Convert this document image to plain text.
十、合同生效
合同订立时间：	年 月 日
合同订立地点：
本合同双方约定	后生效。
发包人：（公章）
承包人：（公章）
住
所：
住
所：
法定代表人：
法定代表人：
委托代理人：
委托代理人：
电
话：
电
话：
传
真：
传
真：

================

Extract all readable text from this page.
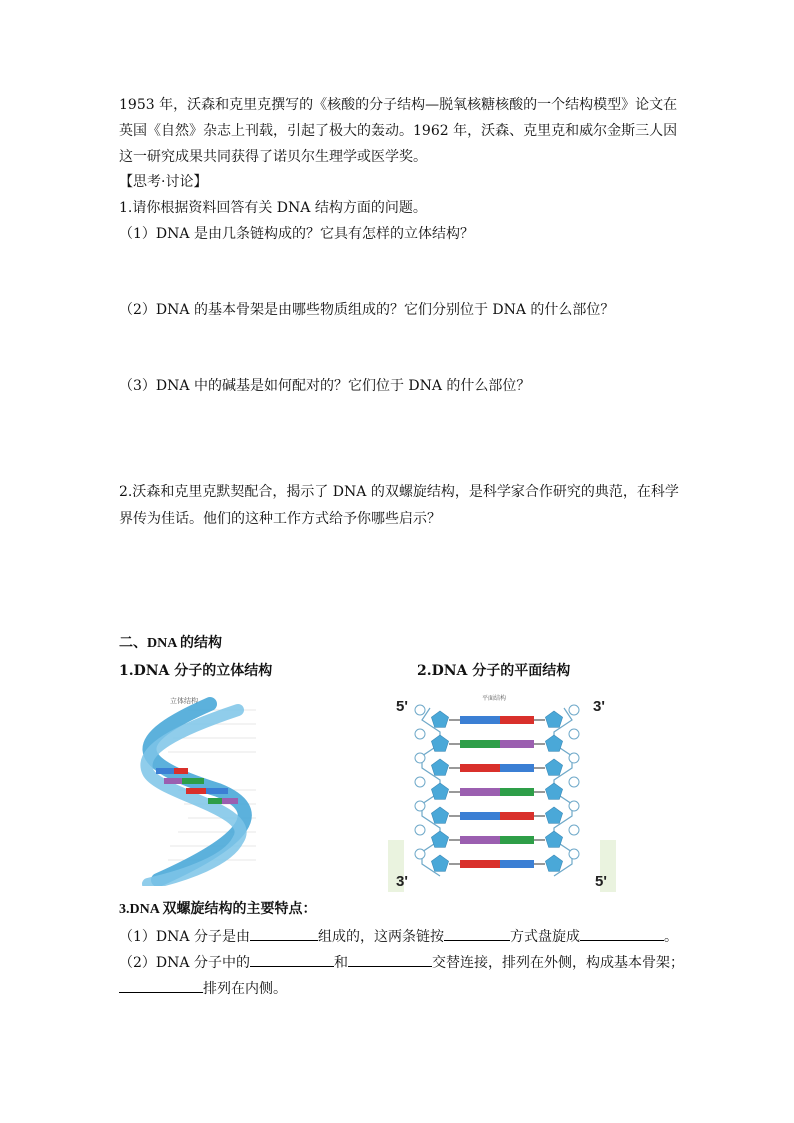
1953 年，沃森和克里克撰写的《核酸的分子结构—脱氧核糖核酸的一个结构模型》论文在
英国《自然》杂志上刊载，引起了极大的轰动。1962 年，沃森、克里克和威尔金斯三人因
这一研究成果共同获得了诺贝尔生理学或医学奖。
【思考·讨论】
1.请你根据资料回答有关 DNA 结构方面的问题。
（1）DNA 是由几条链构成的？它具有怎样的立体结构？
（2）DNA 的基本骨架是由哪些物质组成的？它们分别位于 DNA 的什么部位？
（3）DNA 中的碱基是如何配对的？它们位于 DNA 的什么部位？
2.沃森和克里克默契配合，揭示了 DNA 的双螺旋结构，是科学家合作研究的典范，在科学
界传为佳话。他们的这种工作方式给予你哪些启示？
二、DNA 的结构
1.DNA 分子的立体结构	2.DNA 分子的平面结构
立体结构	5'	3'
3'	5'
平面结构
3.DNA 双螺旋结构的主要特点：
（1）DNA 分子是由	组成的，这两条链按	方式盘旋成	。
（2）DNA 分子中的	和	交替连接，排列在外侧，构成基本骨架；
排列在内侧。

================

> **To be done**
Find the lines of the material that hold the word "text" and report their count alone.

> **Exercise response**
2